--- Begin ---

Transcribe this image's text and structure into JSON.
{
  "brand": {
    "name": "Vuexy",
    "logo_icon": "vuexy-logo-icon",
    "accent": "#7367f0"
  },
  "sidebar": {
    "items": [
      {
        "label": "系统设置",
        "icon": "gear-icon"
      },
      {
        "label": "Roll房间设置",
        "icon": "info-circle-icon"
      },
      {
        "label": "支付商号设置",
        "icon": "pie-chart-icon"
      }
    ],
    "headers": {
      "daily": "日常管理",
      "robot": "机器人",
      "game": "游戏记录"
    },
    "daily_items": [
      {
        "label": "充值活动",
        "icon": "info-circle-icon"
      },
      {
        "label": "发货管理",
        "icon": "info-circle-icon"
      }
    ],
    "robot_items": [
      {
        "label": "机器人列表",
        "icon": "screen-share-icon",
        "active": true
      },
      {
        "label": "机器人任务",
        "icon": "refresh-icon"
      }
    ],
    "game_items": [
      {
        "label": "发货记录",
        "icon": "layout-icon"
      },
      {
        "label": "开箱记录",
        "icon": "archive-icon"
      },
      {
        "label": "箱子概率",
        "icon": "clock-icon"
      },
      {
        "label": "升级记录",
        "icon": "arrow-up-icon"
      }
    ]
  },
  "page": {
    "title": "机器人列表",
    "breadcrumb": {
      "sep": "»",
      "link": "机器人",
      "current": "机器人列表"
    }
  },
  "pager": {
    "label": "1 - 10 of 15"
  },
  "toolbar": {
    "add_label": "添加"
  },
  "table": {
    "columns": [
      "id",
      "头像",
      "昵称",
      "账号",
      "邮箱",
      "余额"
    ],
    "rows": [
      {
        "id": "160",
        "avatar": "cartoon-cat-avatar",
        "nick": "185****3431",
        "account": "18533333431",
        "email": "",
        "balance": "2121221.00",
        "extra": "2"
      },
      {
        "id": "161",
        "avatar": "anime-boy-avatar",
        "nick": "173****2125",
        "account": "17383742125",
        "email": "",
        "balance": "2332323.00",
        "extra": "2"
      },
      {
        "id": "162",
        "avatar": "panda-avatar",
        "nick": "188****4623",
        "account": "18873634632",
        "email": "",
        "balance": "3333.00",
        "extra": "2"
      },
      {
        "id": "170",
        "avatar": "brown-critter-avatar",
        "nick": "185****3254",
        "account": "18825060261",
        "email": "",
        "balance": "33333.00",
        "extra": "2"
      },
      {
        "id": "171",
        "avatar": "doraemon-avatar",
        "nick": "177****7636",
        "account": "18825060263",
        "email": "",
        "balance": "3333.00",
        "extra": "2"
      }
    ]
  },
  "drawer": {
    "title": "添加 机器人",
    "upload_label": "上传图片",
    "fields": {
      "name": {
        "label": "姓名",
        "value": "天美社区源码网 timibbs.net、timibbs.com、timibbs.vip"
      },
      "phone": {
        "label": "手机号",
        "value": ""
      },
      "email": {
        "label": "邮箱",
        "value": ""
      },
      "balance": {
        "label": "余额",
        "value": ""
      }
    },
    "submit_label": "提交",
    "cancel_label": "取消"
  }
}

--- End ---
--- Begin ---

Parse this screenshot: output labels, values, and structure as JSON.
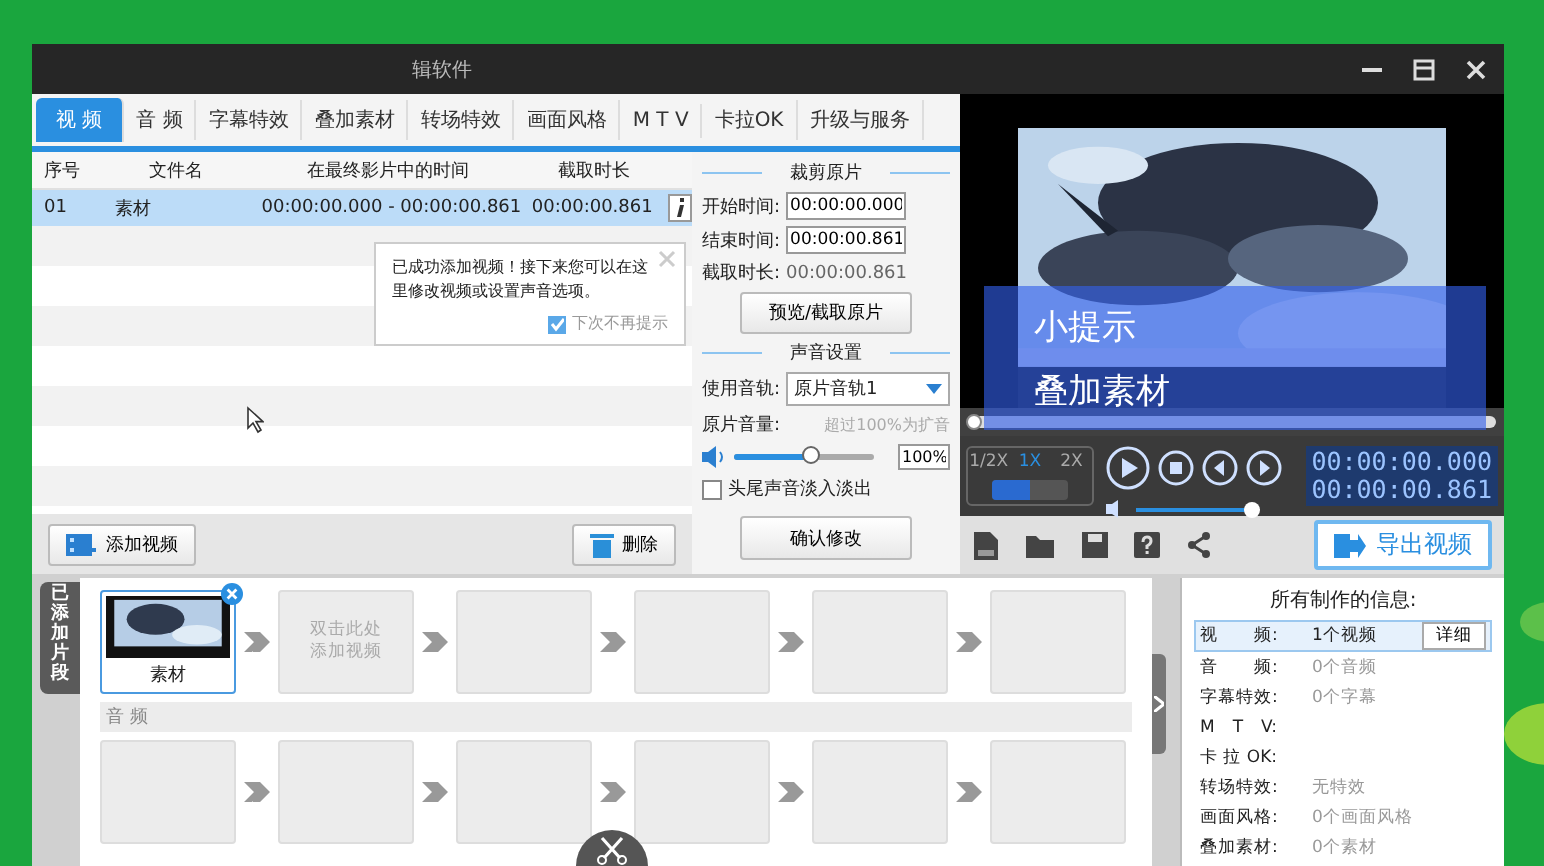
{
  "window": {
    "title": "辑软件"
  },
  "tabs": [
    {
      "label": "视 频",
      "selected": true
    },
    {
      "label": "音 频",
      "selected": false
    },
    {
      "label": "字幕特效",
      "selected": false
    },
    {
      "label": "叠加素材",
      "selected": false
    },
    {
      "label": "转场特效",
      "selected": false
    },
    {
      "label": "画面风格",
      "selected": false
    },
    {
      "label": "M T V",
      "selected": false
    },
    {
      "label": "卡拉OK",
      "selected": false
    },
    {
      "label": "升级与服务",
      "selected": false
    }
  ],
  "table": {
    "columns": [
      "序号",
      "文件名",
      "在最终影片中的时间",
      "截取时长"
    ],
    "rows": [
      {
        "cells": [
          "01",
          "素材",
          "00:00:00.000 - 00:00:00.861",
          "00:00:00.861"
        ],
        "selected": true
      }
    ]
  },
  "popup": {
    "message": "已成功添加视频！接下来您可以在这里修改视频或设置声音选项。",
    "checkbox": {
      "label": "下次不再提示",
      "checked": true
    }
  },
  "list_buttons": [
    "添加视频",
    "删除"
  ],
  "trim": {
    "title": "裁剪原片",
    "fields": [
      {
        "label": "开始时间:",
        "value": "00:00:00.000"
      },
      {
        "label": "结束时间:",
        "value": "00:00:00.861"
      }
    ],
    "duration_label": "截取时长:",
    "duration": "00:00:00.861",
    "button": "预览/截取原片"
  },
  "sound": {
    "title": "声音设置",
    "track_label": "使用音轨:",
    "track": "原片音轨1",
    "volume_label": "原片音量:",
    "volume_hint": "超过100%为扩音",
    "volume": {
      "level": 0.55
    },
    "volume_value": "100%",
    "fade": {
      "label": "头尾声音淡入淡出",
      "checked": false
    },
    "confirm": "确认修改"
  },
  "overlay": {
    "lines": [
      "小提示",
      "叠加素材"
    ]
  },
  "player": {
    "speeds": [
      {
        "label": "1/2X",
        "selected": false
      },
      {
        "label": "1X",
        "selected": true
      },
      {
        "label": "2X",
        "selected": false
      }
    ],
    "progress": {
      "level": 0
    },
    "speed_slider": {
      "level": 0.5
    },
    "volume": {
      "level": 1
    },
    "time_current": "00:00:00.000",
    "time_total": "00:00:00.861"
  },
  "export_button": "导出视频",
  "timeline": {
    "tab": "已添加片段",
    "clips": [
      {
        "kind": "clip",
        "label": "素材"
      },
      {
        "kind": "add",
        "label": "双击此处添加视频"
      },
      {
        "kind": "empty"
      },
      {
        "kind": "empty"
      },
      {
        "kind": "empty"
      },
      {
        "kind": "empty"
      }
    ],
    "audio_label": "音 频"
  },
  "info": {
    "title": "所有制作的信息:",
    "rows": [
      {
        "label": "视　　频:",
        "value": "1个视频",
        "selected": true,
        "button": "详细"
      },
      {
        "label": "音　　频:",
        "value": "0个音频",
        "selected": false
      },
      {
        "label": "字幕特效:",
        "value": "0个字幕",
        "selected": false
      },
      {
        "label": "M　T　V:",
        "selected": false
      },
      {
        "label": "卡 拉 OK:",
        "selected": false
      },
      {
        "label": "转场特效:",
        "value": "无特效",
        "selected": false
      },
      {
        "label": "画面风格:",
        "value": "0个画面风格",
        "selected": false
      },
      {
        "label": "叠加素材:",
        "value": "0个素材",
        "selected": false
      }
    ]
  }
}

--- End ---

Task description
Tally every line of the listing that holds the string "this", then give the number by itself.

Task answer
2